WHAT THIS TASK INVOLVES
Reproduce the material below with every instance of "Circle shape" swapped for "Round shape", leaving all other text unchanged and omitting the pictures from your reply.

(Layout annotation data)
──────────

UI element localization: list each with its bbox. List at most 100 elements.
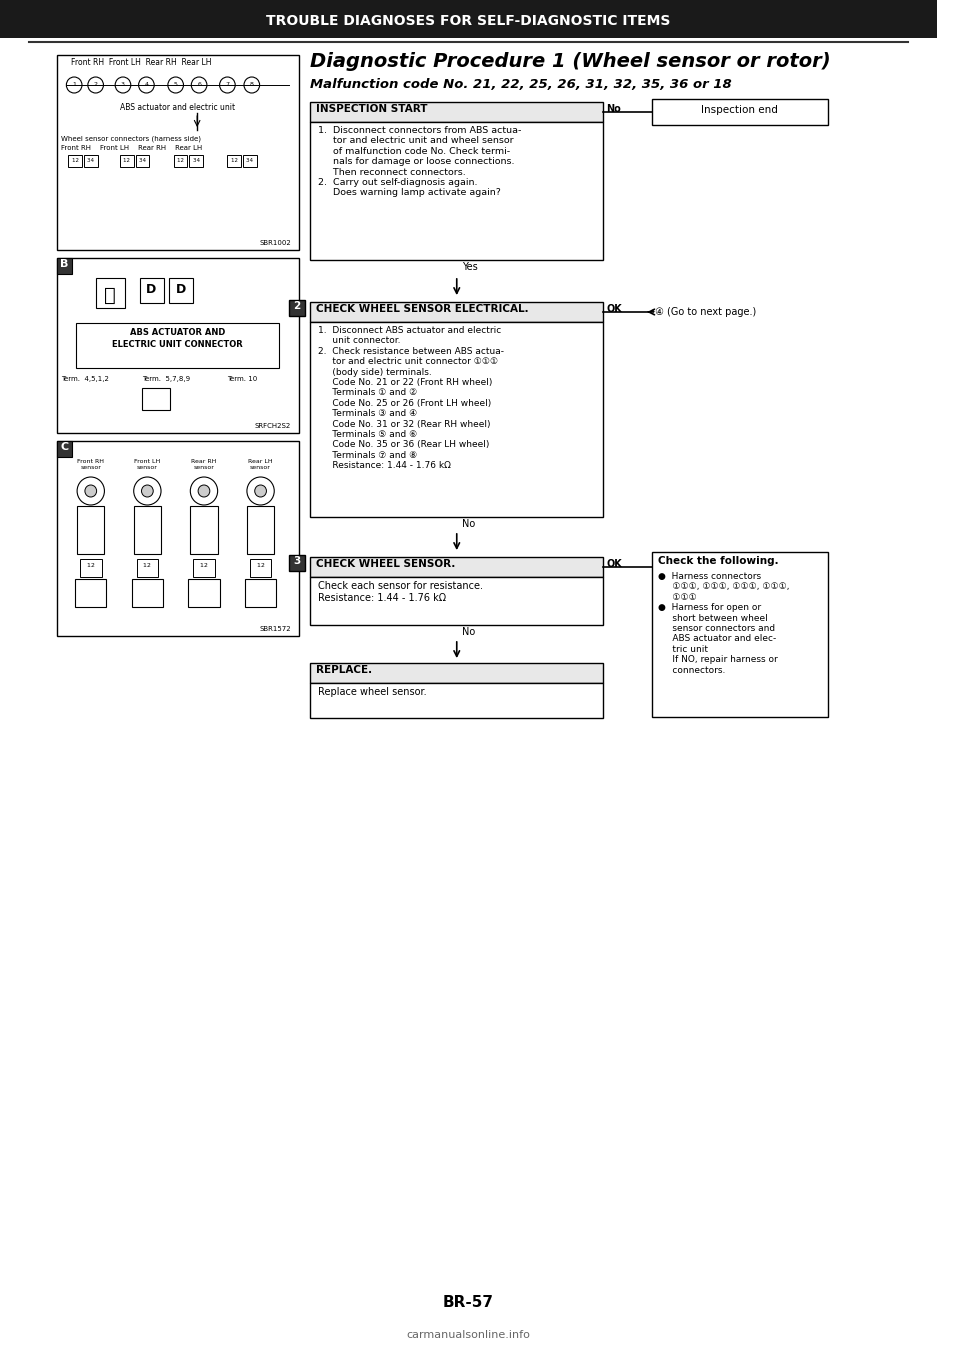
Text: OK: OK — [606, 304, 622, 314]
Text: 1⁠2: 1⁠2 — [72, 158, 79, 163]
Text: 1⁠2: 1⁠2 — [143, 564, 152, 568]
Bar — [310, 663, 603, 683]
Bar — [188, 579, 220, 607]
Bar — [310, 577, 603, 625]
Bar — [75, 579, 107, 607]
Bar — [68, 155, 82, 167]
Bar — [76, 323, 279, 368]
Text: 7: 7 — [226, 81, 229, 87]
Text: C: C — [60, 441, 68, 452]
Text: 6: 6 — [197, 81, 201, 87]
Text: 4: 4 — [144, 81, 149, 87]
Text: CHECK WHEEL SENSOR.: CHECK WHEEL SENSOR. — [316, 559, 456, 569]
Bar — [189, 155, 203, 167]
Text: Inspection end: Inspection end — [702, 105, 779, 115]
Text: CHECK WHEEL SENSOR ELECTRICAL.: CHECK WHEEL SENSOR ELECTRICAL. — [316, 304, 529, 314]
Circle shape — [198, 485, 210, 497]
Bar — [120, 155, 133, 167]
Text: 1.  Disconnect ABS actuator and electric
     unit connector.
2.  Check resistan: 1. Disconnect ABS actuator and electric … — [318, 326, 504, 470]
Text: Diagnostic Procedure 1 (Wheel sensor or rotor): Diagnostic Procedure 1 (Wheel sensor or … — [310, 52, 831, 71]
Circle shape — [220, 77, 235, 92]
Text: SBR1572: SBR1572 — [259, 626, 291, 631]
Bar — [310, 102, 603, 122]
Text: Front RH
sensor: Front RH sensor — [77, 459, 105, 470]
Text: ELECTRIC UNIT CONNECTOR: ELECTRIC UNIT CONNECTOR — [112, 340, 243, 349]
Text: 1⁠2: 1⁠2 — [230, 158, 238, 163]
Bar — [132, 579, 163, 607]
Circle shape — [254, 485, 267, 497]
Text: Check the following.: Check the following. — [658, 555, 779, 566]
Text: SRFCH2S2: SRFCH2S2 — [254, 422, 291, 429]
Bar — [169, 278, 193, 303]
Text: SBR1002: SBR1002 — [259, 240, 291, 246]
Text: 3: 3 — [121, 81, 125, 87]
Bar — [84, 155, 98, 167]
Text: Rear LH
sensor: Rear LH sensor — [249, 459, 273, 470]
Circle shape — [66, 77, 82, 92]
Text: Rear RH
sensor: Rear RH sensor — [191, 459, 217, 470]
Text: 1⁠2: 1⁠2 — [86, 564, 95, 568]
Text: 3⁠4: 3⁠4 — [193, 158, 200, 163]
Circle shape — [190, 477, 218, 505]
Text: Front RH  Front LH  Rear RH  Rear LH: Front RH Front LH Rear RH Rear LH — [71, 58, 212, 67]
Text: Wheel sensor connectors (harness side): Wheel sensor connectors (harness side) — [61, 134, 202, 141]
Bar — [57, 441, 299, 636]
Bar — [310, 683, 603, 718]
Bar — [135, 155, 150, 167]
Circle shape — [115, 77, 131, 92]
Bar — [80, 559, 102, 577]
Bar — [310, 122, 603, 259]
Text: 3: 3 — [293, 555, 300, 566]
Bar — [250, 559, 272, 577]
Text: B: B — [60, 259, 68, 269]
Text: Replace wheel sensor.: Replace wheel sensor. — [318, 687, 427, 697]
Text: 1.  Disconnect connectors from ABS actua-
     tor and electric unit and wheel s: 1. Disconnect connectors from ABS actua-… — [318, 126, 521, 197]
Bar — [190, 507, 218, 554]
Text: ⌕: ⌕ — [105, 287, 116, 306]
Bar — [0, 0, 937, 38]
Text: 3⁠4: 3⁠4 — [87, 158, 94, 163]
Text: 8: 8 — [250, 81, 253, 87]
Bar — [652, 99, 828, 125]
Text: carmanualsonline.info: carmanualsonline.info — [406, 1329, 530, 1340]
Bar — [652, 551, 828, 717]
Bar — [289, 555, 304, 570]
Circle shape — [138, 77, 155, 92]
Bar — [57, 56, 299, 250]
Text: No: No — [462, 627, 475, 637]
Bar — [289, 300, 304, 316]
Text: 1⁠2: 1⁠2 — [124, 158, 131, 163]
Bar — [247, 507, 275, 554]
Bar — [139, 278, 164, 303]
Circle shape — [191, 77, 207, 92]
Bar — [96, 278, 125, 308]
Text: ABS actuator and electric unit: ABS actuator and electric unit — [120, 103, 235, 111]
Text: Front RH    Front LH    Rear RH    Rear LH: Front RH Front LH Rear RH Rear LH — [61, 145, 203, 151]
Text: 3⁠4: 3⁠4 — [139, 158, 146, 163]
Text: INSPECTION START: INSPECTION START — [316, 105, 428, 114]
Text: D: D — [146, 282, 156, 296]
Text: Malfunction code No. 21, 22, 25, 26, 31, 32, 35, 36 or 18: Malfunction code No. 21, 22, 25, 26, 31,… — [310, 77, 732, 91]
Bar — [243, 155, 256, 167]
Circle shape — [77, 477, 105, 505]
Bar — [77, 507, 105, 554]
Text: No: No — [462, 519, 475, 530]
Bar — [310, 322, 603, 517]
Text: BR-57: BR-57 — [443, 1296, 494, 1310]
Text: Front LH
sensor: Front LH sensor — [134, 459, 160, 470]
Text: Term. 10: Term. 10 — [228, 376, 257, 382]
Bar — [133, 507, 161, 554]
Text: REPLACE.: REPLACE. — [316, 665, 372, 675]
Text: Yes: Yes — [462, 262, 477, 272]
Bar — [228, 155, 241, 167]
Text: Term.  5,7,8,9: Term. 5,7,8,9 — [142, 376, 191, 382]
Bar — [310, 557, 603, 577]
Bar — [310, 301, 603, 322]
Bar — [245, 579, 276, 607]
Text: D: D — [176, 282, 185, 296]
Text: 2: 2 — [293, 301, 300, 311]
Circle shape — [141, 485, 154, 497]
Bar — [142, 388, 170, 410]
Text: →④ (Go to next page.): →④ (Go to next page.) — [647, 307, 756, 316]
Text: OK: OK — [606, 559, 622, 569]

──────────

EXERCISE ANSWER
UI element localization: list each with its bbox. List at most 100 elements.
Text: OK: OK — [606, 304, 622, 314]
Text: 1⁠2: 1⁠2 — [72, 158, 79, 163]
Text: 1⁠2: 1⁠2 — [143, 564, 152, 568]
Bar — [310, 663, 603, 683]
Bar — [188, 579, 220, 607]
Bar — [310, 577, 603, 625]
Bar — [75, 579, 107, 607]
Bar — [68, 155, 82, 167]
Bar — [76, 323, 279, 368]
Text: 7: 7 — [226, 81, 229, 87]
Text: C: C — [60, 441, 68, 452]
Text: 6: 6 — [197, 81, 201, 87]
Text: 4: 4 — [144, 81, 149, 87]
Text: CHECK WHEEL SENSOR.: CHECK WHEEL SENSOR. — [316, 559, 456, 569]
Bar — [189, 155, 203, 167]
Text: Inspection end: Inspection end — [702, 105, 779, 115]
Text: CHECK WHEEL SENSOR ELECTRICAL.: CHECK WHEEL SENSOR ELECTRICAL. — [316, 304, 529, 314]
Round shape — [198, 485, 210, 497]
Bar — [120, 155, 133, 167]
Text: 1.  Disconnect ABS actuator and electric
     unit connector.
2.  Check resistan: 1. Disconnect ABS actuator and electric … — [318, 326, 504, 470]
Text: Diagnostic Procedure 1 (Wheel sensor or rotor): Diagnostic Procedure 1 (Wheel sensor or … — [310, 52, 831, 71]
Round shape — [220, 77, 235, 92]
Text: SBR1572: SBR1572 — [259, 626, 291, 631]
Bar — [310, 102, 603, 122]
Text: Front RH
sensor: Front RH sensor — [77, 459, 105, 470]
Text: ELECTRIC UNIT CONNECTOR: ELECTRIC UNIT CONNECTOR — [112, 340, 243, 349]
Text: 1⁠2: 1⁠2 — [230, 158, 238, 163]
Bar — [132, 579, 163, 607]
Round shape — [254, 485, 267, 497]
Text: Check the following.: Check the following. — [658, 555, 779, 566]
Text: SRFCH2S2: SRFCH2S2 — [254, 422, 291, 429]
Bar — [169, 278, 193, 303]
Text: SBR1002: SBR1002 — [259, 240, 291, 246]
Text: 3: 3 — [121, 81, 125, 87]
Bar — [84, 155, 98, 167]
Text: Rear LH
sensor: Rear LH sensor — [249, 459, 273, 470]
Round shape — [66, 77, 82, 92]
Text: Rear RH
sensor: Rear RH sensor — [191, 459, 217, 470]
Text: 1⁠2: 1⁠2 — [86, 564, 95, 568]
Text: 3⁠4: 3⁠4 — [193, 158, 200, 163]
Round shape — [190, 477, 218, 505]
Text: Front RH  Front LH  Rear RH  Rear LH: Front RH Front LH Rear RH Rear LH — [71, 58, 212, 67]
Text: Wheel sensor connectors (harness side): Wheel sensor connectors (harness side) — [61, 134, 202, 141]
Bar — [57, 441, 299, 636]
Bar — [310, 683, 603, 718]
Bar — [135, 155, 150, 167]
Round shape — [115, 77, 131, 92]
Bar — [80, 559, 102, 577]
Bar — [310, 122, 603, 259]
Text: 3: 3 — [293, 555, 300, 566]
Bar — [250, 559, 272, 577]
Text: B: B — [60, 259, 68, 269]
Text: Replace wheel sensor.: Replace wheel sensor. — [318, 687, 427, 697]
Text: 1.  Disconnect connectors from ABS actua-
     tor and electric unit and wheel s: 1. Disconnect connectors from ABS actua-… — [318, 126, 521, 197]
Bar — [190, 507, 218, 554]
Text: ⌕: ⌕ — [105, 287, 116, 306]
Bar — [0, 0, 937, 38]
Text: 3⁠4: 3⁠4 — [87, 158, 94, 163]
Text: 8: 8 — [250, 81, 253, 87]
Bar — [652, 99, 828, 125]
Text: carmanualsonline.info: carmanualsonline.info — [406, 1329, 530, 1340]
Bar — [652, 551, 828, 717]
Bar — [289, 555, 304, 570]
Round shape — [138, 77, 155, 92]
Bar — [57, 56, 299, 250]
Text: No: No — [462, 627, 475, 637]
Bar — [289, 300, 304, 316]
Text: 1⁠2: 1⁠2 — [124, 158, 131, 163]
Bar — [247, 507, 275, 554]
Bar — [139, 278, 164, 303]
Round shape — [191, 77, 207, 92]
Bar — [96, 278, 125, 308]
Text: ABS actuator and electric unit: ABS actuator and electric unit — [120, 103, 235, 111]
Text: Front RH    Front LH    Rear RH    Rear LH: Front RH Front LH Rear RH Rear LH — [61, 145, 203, 151]
Text: 3⁠4: 3⁠4 — [139, 158, 146, 163]
Text: INSPECTION START: INSPECTION START — [316, 105, 428, 114]
Text: D: D — [146, 282, 156, 296]
Text: Malfunction code No. 21, 22, 25, 26, 31, 32, 35, 36 or 18: Malfunction code No. 21, 22, 25, 26, 31,… — [310, 77, 732, 91]
Bar — [243, 155, 256, 167]
Round shape — [77, 477, 105, 505]
Bar — [77, 507, 105, 554]
Text: No: No — [462, 519, 475, 530]
Bar — [310, 322, 603, 517]
Text: BR-57: BR-57 — [443, 1296, 494, 1310]
Text: Front LH
sensor: Front LH sensor — [134, 459, 160, 470]
Text: Term. 10: Term. 10 — [228, 376, 257, 382]
Bar — [133, 507, 161, 554]
Text: REPLACE.: REPLACE. — [316, 665, 372, 675]
Text: Yes: Yes — [462, 262, 477, 272]
Bar — [228, 155, 241, 167]
Text: Term.  5,7,8,9: Term. 5,7,8,9 — [142, 376, 191, 382]
Bar — [310, 557, 603, 577]
Bar — [310, 301, 603, 322]
Bar — [245, 579, 276, 607]
Text: D: D — [176, 282, 185, 296]
Text: 2: 2 — [293, 301, 300, 311]
Round shape — [141, 485, 154, 497]
Bar — [142, 388, 170, 410]
Text: →④ (Go to next page.): →④ (Go to next page.) — [647, 307, 756, 316]
Text: OK: OK — [606, 559, 622, 569]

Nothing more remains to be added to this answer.